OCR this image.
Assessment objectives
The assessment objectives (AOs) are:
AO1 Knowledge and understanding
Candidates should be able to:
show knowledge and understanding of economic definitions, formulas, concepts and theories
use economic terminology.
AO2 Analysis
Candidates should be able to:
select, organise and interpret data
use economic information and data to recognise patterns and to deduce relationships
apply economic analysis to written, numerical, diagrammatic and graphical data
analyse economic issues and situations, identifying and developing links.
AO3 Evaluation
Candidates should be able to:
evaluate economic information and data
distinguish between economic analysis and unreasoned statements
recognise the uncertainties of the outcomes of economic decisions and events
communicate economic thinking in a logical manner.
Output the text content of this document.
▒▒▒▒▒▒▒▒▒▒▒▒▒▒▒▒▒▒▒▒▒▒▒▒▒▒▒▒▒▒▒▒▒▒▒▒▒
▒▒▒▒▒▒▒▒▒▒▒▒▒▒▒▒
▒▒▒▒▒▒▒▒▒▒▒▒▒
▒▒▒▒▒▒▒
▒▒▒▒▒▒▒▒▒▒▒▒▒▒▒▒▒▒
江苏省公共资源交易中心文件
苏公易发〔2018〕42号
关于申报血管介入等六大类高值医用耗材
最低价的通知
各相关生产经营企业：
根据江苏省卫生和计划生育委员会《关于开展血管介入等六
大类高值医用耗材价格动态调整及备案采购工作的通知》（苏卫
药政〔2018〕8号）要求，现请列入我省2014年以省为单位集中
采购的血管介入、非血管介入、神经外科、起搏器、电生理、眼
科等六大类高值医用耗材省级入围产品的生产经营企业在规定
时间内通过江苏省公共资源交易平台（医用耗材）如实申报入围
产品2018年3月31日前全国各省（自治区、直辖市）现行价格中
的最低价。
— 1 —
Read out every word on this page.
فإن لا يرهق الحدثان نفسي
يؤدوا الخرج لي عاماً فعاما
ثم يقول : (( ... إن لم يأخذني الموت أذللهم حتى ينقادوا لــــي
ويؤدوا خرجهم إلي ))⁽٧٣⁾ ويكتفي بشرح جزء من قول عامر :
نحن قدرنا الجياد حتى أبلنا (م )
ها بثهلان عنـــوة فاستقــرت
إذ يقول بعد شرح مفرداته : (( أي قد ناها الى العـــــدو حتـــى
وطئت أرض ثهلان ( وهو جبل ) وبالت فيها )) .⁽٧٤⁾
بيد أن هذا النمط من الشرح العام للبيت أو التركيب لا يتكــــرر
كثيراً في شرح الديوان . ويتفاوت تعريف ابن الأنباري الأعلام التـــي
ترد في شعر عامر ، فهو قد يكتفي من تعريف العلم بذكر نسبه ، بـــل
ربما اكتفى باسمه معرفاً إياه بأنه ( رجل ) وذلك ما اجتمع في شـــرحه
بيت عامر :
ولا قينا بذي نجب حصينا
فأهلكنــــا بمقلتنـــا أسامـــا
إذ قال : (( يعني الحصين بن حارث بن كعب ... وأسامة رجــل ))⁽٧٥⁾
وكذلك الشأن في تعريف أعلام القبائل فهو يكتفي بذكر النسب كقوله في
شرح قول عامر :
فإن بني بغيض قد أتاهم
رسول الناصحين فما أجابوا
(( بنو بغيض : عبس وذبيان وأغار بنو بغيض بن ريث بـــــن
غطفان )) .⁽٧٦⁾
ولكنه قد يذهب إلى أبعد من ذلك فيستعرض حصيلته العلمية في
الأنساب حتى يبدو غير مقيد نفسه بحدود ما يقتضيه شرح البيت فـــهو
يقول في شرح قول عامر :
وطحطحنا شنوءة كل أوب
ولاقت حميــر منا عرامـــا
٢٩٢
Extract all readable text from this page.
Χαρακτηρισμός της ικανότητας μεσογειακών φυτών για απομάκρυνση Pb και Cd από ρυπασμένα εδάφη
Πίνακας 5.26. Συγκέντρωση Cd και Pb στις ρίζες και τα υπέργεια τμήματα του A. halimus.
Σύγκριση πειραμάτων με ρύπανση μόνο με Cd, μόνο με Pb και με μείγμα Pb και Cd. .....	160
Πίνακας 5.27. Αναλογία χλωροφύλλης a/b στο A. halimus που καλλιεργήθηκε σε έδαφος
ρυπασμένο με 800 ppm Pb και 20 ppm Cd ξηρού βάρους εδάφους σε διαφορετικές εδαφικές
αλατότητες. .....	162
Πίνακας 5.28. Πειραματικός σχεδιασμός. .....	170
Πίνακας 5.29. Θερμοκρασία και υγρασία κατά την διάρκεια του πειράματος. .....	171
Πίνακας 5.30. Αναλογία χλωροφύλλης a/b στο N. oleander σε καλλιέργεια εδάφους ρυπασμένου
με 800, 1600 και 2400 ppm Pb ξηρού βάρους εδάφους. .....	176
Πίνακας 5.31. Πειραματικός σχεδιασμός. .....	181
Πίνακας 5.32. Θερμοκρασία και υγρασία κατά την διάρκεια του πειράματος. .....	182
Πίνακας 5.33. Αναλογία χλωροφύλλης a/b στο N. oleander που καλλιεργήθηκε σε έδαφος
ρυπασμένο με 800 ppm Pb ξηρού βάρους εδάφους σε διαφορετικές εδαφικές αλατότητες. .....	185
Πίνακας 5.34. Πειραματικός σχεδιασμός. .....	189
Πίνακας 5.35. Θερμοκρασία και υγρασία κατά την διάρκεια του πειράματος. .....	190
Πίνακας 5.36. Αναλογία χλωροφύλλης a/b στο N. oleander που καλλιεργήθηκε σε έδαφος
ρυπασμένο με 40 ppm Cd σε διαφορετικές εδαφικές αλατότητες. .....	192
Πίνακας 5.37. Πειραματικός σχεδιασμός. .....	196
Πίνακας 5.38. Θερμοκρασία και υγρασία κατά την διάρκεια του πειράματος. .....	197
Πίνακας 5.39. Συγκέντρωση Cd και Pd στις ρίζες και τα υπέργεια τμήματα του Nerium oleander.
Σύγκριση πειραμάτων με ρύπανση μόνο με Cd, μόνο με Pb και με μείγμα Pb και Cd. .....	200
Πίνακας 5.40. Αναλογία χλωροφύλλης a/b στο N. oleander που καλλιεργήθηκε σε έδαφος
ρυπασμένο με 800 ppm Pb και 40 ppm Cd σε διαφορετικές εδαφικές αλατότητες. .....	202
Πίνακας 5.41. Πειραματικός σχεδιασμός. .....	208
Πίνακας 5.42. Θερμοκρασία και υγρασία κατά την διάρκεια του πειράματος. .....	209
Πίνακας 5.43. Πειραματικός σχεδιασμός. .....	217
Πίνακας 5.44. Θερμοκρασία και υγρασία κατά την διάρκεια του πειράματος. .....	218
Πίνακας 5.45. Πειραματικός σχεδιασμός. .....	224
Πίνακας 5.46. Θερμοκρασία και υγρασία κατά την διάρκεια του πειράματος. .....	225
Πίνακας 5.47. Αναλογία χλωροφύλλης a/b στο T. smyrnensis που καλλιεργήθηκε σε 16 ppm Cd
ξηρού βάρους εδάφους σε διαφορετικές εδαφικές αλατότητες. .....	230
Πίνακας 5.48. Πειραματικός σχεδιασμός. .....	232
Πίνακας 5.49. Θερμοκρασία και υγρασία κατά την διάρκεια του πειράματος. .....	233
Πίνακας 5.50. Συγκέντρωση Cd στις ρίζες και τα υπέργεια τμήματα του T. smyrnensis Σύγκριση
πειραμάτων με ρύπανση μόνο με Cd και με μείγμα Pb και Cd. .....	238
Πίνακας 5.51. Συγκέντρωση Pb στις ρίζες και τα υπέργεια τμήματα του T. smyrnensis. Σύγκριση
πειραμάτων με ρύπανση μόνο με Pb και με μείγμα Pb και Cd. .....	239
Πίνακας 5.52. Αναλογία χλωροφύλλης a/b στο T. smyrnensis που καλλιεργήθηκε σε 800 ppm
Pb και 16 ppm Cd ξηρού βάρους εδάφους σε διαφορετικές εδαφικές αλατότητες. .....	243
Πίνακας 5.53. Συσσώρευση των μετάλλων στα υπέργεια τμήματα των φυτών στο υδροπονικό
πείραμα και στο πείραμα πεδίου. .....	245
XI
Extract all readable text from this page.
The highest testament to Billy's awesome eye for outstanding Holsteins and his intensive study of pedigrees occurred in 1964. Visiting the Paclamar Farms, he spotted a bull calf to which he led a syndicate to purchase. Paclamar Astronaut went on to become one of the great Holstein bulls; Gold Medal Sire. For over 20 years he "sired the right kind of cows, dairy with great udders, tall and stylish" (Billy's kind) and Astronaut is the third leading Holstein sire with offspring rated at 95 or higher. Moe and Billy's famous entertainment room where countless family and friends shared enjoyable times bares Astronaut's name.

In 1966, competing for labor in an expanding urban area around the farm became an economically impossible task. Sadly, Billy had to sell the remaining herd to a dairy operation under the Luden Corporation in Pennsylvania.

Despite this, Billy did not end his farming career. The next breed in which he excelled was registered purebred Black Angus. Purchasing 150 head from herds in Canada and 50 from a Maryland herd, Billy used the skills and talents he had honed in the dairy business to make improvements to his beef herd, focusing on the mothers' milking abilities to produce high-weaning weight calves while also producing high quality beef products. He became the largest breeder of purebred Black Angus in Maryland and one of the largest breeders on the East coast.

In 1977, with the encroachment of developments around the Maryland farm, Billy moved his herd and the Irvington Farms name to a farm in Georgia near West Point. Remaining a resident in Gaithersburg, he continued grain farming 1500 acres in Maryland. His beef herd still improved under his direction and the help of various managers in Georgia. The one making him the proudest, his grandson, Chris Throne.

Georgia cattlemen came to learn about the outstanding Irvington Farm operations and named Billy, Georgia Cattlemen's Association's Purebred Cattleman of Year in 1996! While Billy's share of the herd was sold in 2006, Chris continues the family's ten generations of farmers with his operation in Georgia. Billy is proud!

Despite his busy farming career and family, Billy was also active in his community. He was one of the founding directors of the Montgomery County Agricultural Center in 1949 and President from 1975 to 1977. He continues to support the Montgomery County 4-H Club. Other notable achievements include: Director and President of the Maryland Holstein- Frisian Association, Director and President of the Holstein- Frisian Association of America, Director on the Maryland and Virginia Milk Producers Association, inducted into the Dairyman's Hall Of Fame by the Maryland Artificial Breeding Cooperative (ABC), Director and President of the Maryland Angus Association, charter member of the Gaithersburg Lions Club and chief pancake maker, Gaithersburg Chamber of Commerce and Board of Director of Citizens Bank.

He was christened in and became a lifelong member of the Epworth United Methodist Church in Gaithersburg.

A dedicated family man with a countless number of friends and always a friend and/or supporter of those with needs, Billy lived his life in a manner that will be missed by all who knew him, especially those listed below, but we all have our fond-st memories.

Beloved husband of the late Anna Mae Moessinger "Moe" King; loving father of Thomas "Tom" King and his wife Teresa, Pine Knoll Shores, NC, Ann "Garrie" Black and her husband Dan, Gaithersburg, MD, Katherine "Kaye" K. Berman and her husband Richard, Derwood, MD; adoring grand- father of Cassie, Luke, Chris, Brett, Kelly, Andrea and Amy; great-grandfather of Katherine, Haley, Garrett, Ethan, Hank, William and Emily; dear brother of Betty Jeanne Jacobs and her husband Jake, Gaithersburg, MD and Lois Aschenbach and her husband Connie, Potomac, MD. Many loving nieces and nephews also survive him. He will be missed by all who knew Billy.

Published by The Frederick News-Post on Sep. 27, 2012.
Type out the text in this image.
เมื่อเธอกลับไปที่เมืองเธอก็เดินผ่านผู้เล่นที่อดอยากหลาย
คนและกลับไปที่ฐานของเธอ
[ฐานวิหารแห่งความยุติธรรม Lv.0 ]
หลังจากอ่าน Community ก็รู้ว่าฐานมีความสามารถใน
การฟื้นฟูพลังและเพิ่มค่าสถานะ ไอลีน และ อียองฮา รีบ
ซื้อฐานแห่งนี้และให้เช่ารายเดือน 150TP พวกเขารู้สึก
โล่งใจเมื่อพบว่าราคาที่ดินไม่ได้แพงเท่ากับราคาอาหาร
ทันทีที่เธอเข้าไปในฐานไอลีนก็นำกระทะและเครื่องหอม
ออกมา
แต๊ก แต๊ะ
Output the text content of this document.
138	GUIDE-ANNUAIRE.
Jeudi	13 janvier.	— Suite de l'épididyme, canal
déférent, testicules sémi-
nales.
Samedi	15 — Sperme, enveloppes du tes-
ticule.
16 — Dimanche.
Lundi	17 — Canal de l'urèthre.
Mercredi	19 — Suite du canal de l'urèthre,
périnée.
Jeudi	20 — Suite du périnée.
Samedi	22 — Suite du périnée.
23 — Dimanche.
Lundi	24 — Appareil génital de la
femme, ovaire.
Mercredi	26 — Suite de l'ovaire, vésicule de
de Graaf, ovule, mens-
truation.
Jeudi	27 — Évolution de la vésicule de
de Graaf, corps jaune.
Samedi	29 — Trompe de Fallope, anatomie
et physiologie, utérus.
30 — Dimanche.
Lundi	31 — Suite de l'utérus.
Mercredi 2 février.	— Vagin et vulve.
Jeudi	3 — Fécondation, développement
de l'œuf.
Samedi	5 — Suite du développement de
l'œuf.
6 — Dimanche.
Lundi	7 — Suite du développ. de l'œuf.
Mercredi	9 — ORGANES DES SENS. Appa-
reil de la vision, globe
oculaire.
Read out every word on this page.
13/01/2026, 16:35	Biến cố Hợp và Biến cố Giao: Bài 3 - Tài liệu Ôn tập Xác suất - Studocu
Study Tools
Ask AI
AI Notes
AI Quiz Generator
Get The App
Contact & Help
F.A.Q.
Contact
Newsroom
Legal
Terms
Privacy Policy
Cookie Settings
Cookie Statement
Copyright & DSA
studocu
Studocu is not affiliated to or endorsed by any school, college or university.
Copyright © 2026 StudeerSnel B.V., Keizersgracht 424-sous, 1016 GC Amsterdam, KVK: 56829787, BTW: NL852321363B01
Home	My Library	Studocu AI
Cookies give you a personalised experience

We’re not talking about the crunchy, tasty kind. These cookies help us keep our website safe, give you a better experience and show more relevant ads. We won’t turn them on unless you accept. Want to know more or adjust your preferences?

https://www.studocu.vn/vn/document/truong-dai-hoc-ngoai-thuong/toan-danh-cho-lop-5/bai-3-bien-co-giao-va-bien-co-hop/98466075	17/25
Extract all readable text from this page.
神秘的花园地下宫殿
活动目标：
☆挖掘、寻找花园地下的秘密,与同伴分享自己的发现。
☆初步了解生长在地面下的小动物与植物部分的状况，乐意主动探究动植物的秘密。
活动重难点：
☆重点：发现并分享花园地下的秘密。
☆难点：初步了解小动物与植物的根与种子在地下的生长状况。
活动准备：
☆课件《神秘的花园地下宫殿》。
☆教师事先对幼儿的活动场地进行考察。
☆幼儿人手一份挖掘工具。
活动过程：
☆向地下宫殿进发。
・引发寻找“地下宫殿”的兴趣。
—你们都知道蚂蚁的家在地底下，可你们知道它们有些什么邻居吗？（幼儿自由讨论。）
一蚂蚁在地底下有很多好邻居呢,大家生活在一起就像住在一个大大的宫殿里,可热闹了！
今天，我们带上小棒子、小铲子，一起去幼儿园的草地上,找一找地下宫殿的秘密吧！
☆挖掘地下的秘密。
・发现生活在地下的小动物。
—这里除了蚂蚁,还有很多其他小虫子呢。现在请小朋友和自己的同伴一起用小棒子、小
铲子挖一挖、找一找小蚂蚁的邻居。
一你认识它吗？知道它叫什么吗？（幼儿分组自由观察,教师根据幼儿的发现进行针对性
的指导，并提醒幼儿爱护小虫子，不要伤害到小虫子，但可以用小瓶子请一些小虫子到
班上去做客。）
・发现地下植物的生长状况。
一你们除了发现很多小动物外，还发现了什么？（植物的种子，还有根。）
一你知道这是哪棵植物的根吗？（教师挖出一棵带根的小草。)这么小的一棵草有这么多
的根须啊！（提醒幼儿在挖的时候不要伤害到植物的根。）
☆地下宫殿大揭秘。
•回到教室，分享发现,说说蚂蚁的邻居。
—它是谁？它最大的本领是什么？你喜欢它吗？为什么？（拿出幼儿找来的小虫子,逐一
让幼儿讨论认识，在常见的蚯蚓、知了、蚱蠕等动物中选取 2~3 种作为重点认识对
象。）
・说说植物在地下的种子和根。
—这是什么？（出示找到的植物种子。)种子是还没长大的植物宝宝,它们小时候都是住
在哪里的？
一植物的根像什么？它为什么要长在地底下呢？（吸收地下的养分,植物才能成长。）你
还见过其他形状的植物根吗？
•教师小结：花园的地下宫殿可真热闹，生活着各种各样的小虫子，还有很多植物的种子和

• Stated task: Gather every line from the listing above in which "urèthre" appears, and copy those lines.

• Response below:
Lundi	17 — Canal de l'urèthre.
Mercredi	19 — Suite du canal de l'urèthre,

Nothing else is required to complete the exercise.